──────── DATA LINES
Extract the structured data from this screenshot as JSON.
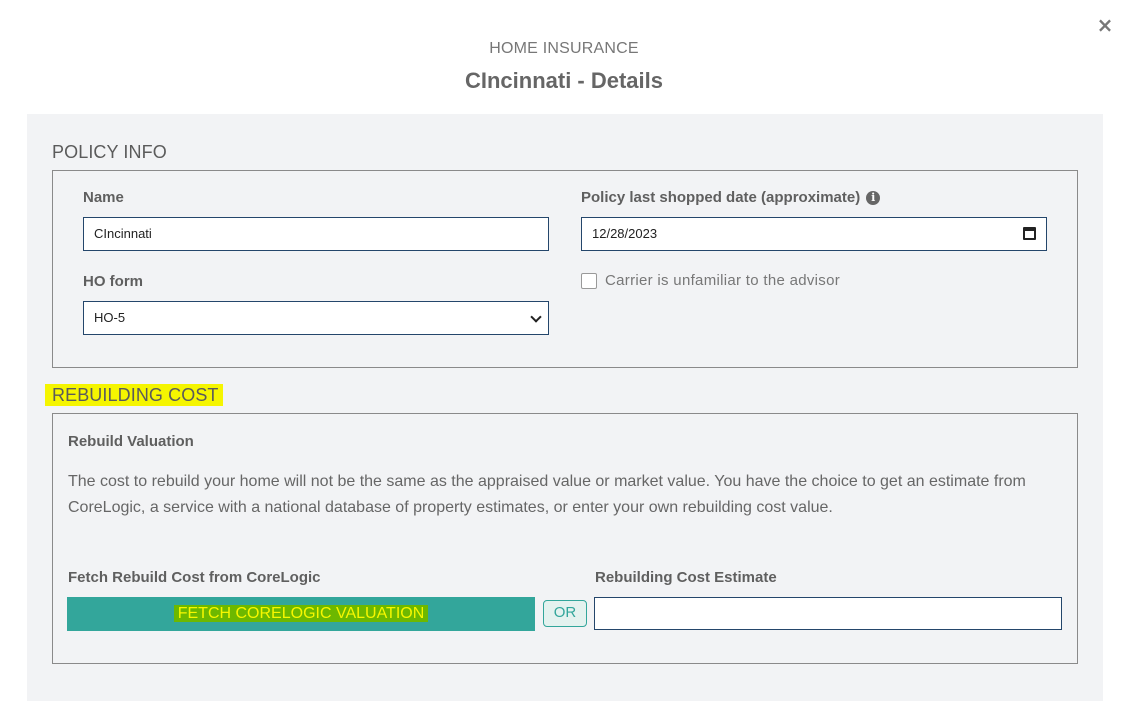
{
  "modal": {
    "kicker": "HOME INSURANCE",
    "title": "CIncinnati - Details",
    "close_glyph": "×"
  },
  "policy_info": {
    "heading": "POLICY INFO",
    "name_label": "Name",
    "name_value": "CIncinnati",
    "date_label": "Policy last shopped date (approximate)",
    "date_value": "12/28/2023",
    "info_glyph": "i",
    "ho_form_label": "HO form",
    "ho_form_value": "HO-5",
    "carrier_checkbox_label": "Carrier is unfamiliar to the advisor",
    "carrier_checked": false
  },
  "rebuilding_cost": {
    "heading": "REBUILDING COST",
    "subtitle": "Rebuild Valuation",
    "description_line1": "The cost to rebuild your home will not be the same as the appraised value or market value. You have the choice to get an estimate from",
    "description_line2": "CoreLogic, a service with a national database of property estimates, or enter your own rebuilding cost value.",
    "fetch_label": "Fetch Rebuild Cost from CoreLogic",
    "fetch_button": "FETCH CORELOGIC VALUATION",
    "or_label": "OR",
    "estimate_label": "Rebuilding Cost Estimate",
    "estimate_value": ""
  },
  "colors": {
    "accent": "#33a69b",
    "highlight": "#f5f500",
    "input_border": "#24466b",
    "panel_bg": "#f2f3f5"
  },
  "icons": [
    "close-icon",
    "info-icon",
    "calendar-icon",
    "chevron-down-icon"
  ]
}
────────────────
SHORT TASK: Repeat the listing above exactly, with no pictures.

TASK RESPONSE:
Extract the structured data from this screenshot as JSON.
{
  "modal": {
    "kicker": "HOME INSURANCE",
    "title": "CIncinnati - Details",
    "close_glyph": "×"
  },
  "policy_info": {
    "heading": "POLICY INFO",
    "name_label": "Name",
    "name_value": "CIncinnati",
    "date_label": "Policy last shopped date (approximate)",
    "date_value": "12/28/2023",
    "info_glyph": "i",
    "ho_form_label": "HO form",
    "ho_form_value": "HO-5",
    "carrier_checkbox_label": "Carrier is unfamiliar to the advisor",
    "carrier_checked": false
  },
  "rebuilding_cost": {
    "heading": "REBUILDING COST",
    "subtitle": "Rebuild Valuation",
    "description_line1": "The cost to rebuild your home will not be the same as the appraised value or market value. You have the choice to get an estimate from",
    "description_line2": "CoreLogic, a service with a national database of property estimates, or enter your own rebuilding cost value.",
    "fetch_label": "Fetch Rebuild Cost from CoreLogic",
    "fetch_button": "FETCH CORELOGIC VALUATION",
    "or_label": "OR",
    "estimate_label": "Rebuilding Cost Estimate",
    "estimate_value": ""
  },
  "colors": {
    "accent": "#33a69b",
    "highlight": "#f5f500",
    "input_border": "#24466b",
    "panel_bg": "#f2f3f5"
  },
  "icons": [
    "close-icon",
    "info-icon",
    "calendar-icon",
    "chevron-down-icon"
  ]
}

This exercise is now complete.